Goal –
Retype all of the listing exactly, passing over any picture you find.

Saved data entries

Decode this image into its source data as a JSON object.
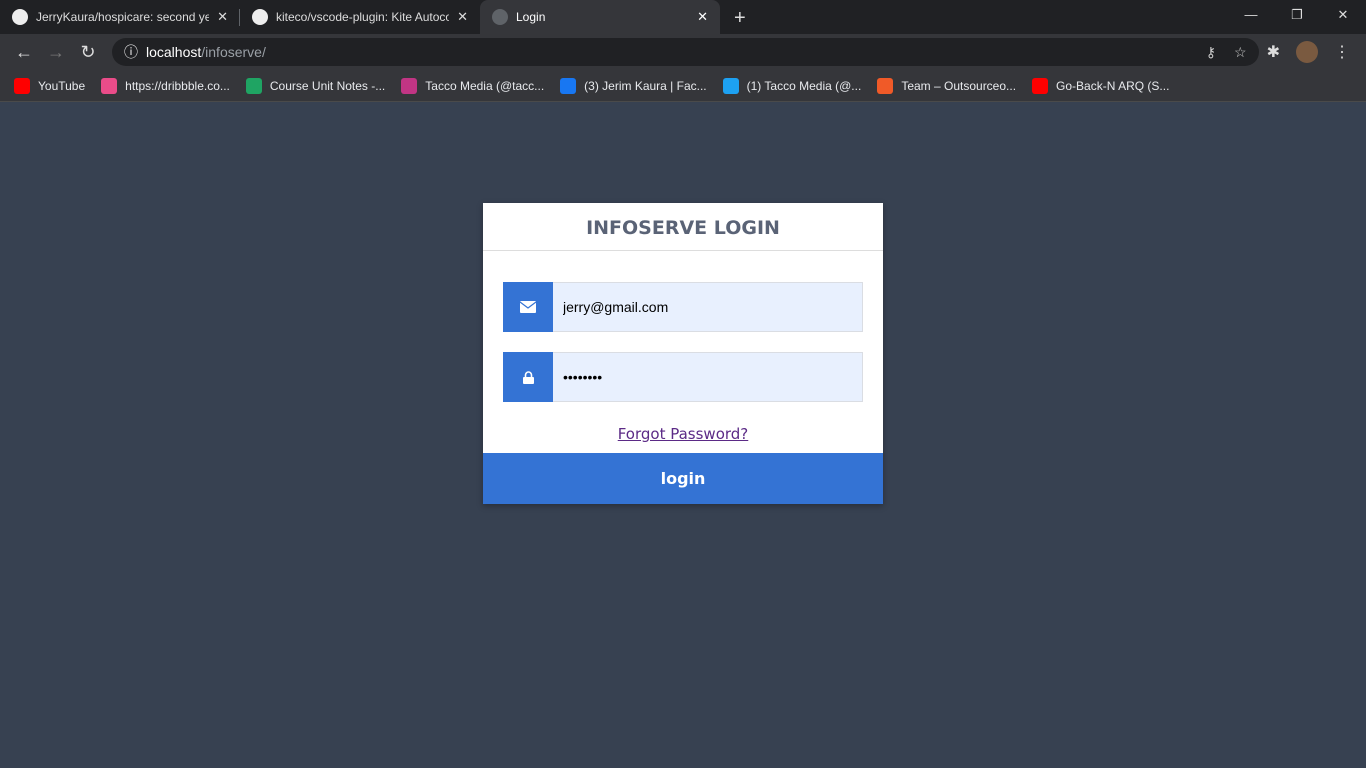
{
  "browser": {
    "tabs": [
      {
        "title": "JerryKaura/hospicare: second year",
        "icon": "github-icon"
      },
      {
        "title": "kiteco/vscode-plugin: Kite Autocomplete",
        "icon": "github-icon"
      },
      {
        "title": "Login",
        "icon": "globe-icon",
        "active": true
      }
    ],
    "url_host": "localhost",
    "url_path": "/infoserve/",
    "bookmarks": [
      {
        "label": "YouTube",
        "color": "#ff0000"
      },
      {
        "label": "https://dribbble.co...",
        "color": "#ea4c89"
      },
      {
        "label": "Course Unit Notes -...",
        "color": "#1fa463"
      },
      {
        "label": "Tacco Media (@tacc...",
        "color": "#c13584"
      },
      {
        "label": "(3) Jerim Kaura | Fac...",
        "color": "#1877f2"
      },
      {
        "label": "(1) Tacco Media (@...",
        "color": "#1da1f2"
      },
      {
        "label": "Team – Outsourceo...",
        "color": "#f05a28"
      },
      {
        "label": "Go-Back-N ARQ (S...",
        "color": "#ff0000"
      }
    ]
  },
  "login": {
    "title": "INFOSERVE LOGIN",
    "email": "jerry@gmail.com",
    "password": "••••••••",
    "forgot": "Forgot Password?",
    "button": "login"
  },
  "colors": {
    "accent": "#3473d4",
    "background": "#374151"
  }
}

Exercise output –
Decode this image into its source data as a JSON object.
{
  "browser": {
    "tabs": [
      {
        "title": "JerryKaura/hospicare: second year",
        "icon": "github-icon"
      },
      {
        "title": "kiteco/vscode-plugin: Kite Autocomplete",
        "icon": "github-icon"
      },
      {
        "title": "Login",
        "icon": "globe-icon",
        "active": true
      }
    ],
    "url_host": "localhost",
    "url_path": "/infoserve/",
    "bookmarks": [
      {
        "label": "YouTube",
        "color": "#ff0000"
      },
      {
        "label": "https://dribbble.co...",
        "color": "#ea4c89"
      },
      {
        "label": "Course Unit Notes -...",
        "color": "#1fa463"
      },
      {
        "label": "Tacco Media (@tacc...",
        "color": "#c13584"
      },
      {
        "label": "(3) Jerim Kaura | Fac...",
        "color": "#1877f2"
      },
      {
        "label": "(1) Tacco Media (@...",
        "color": "#1da1f2"
      },
      {
        "label": "Team – Outsourceo...",
        "color": "#f05a28"
      },
      {
        "label": "Go-Back-N ARQ (S...",
        "color": "#ff0000"
      }
    ]
  },
  "login": {
    "title": "INFOSERVE LOGIN",
    "email": "jerry@gmail.com",
    "password": "••••••••",
    "forgot": "Forgot Password?",
    "button": "login"
  },
  "colors": {
    "accent": "#3473d4",
    "background": "#374151"
  }
}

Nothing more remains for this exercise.